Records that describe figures

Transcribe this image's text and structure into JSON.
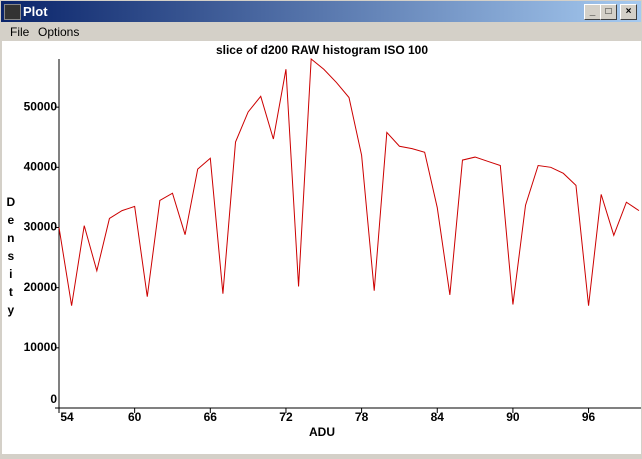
{
  "window": {
    "title": "Plot",
    "menu": [
      "File",
      "Options"
    ]
  },
  "chart_data": {
    "type": "line",
    "title": "slice of d200 RAW histogram ISO 100",
    "x_label": "ADU",
    "y_label": "Density",
    "x": [
      54,
      55,
      56,
      57,
      58,
      59,
      60,
      61,
      62,
      63,
      64,
      65,
      66,
      67,
      68,
      69,
      70,
      71,
      72,
      73,
      74,
      75,
      76,
      77,
      78,
      79,
      80,
      81,
      82,
      83,
      84,
      85,
      86,
      87,
      88,
      89,
      90,
      91,
      92,
      93,
      94,
      95,
      96,
      97,
      98,
      99,
      100
    ],
    "series": [
      {
        "name": "density",
        "color": "#cc0000",
        "values": [
          30000,
          17000,
          30300,
          22800,
          31500,
          32800,
          33500,
          18500,
          34500,
          35700,
          28800,
          39700,
          41500,
          19000,
          44200,
          49200,
          51800,
          44700,
          56300,
          20200,
          58000,
          56300,
          54100,
          51600,
          42000,
          19500,
          45800,
          43500,
          43100,
          42500,
          33300,
          18800,
          41200,
          41700,
          41000,
          40300,
          17200,
          33700,
          40300,
          40000,
          39000,
          37000,
          17000,
          35500,
          28700,
          34200,
          32800
        ]
      }
    ],
    "xlim": [
      54,
      100
    ],
    "ylim": [
      0,
      58000
    ],
    "xticks": [
      54,
      60,
      66,
      72,
      78,
      84,
      90,
      96
    ],
    "yticks": [
      0,
      10000,
      20000,
      30000,
      40000,
      50000
    ]
  }
}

-- What you should do --
Without the pictures, return the entries exactly as they appear.

-- Solution for this task --
Transcribe this image's text and structure into JSON.
{
  "window": {
    "title": "Plot",
    "menu": [
      "File",
      "Options"
    ]
  },
  "chart_data": {
    "type": "line",
    "title": "slice of d200 RAW histogram ISO 100",
    "x_label": "ADU",
    "y_label": "Density",
    "x": [
      54,
      55,
      56,
      57,
      58,
      59,
      60,
      61,
      62,
      63,
      64,
      65,
      66,
      67,
      68,
      69,
      70,
      71,
      72,
      73,
      74,
      75,
      76,
      77,
      78,
      79,
      80,
      81,
      82,
      83,
      84,
      85,
      86,
      87,
      88,
      89,
      90,
      91,
      92,
      93,
      94,
      95,
      96,
      97,
      98,
      99,
      100
    ],
    "series": [
      {
        "name": "density",
        "color": "#cc0000",
        "values": [
          30000,
          17000,
          30300,
          22800,
          31500,
          32800,
          33500,
          18500,
          34500,
          35700,
          28800,
          39700,
          41500,
          19000,
          44200,
          49200,
          51800,
          44700,
          56300,
          20200,
          58000,
          56300,
          54100,
          51600,
          42000,
          19500,
          45800,
          43500,
          43100,
          42500,
          33300,
          18800,
          41200,
          41700,
          41000,
          40300,
          17200,
          33700,
          40300,
          40000,
          39000,
          37000,
          17000,
          35500,
          28700,
          34200,
          32800
        ]
      }
    ],
    "xlim": [
      54,
      100
    ],
    "ylim": [
      0,
      58000
    ],
    "xticks": [
      54,
      60,
      66,
      72,
      78,
      84,
      90,
      96
    ],
    "yticks": [
      0,
      10000,
      20000,
      30000,
      40000,
      50000
    ]
  }
}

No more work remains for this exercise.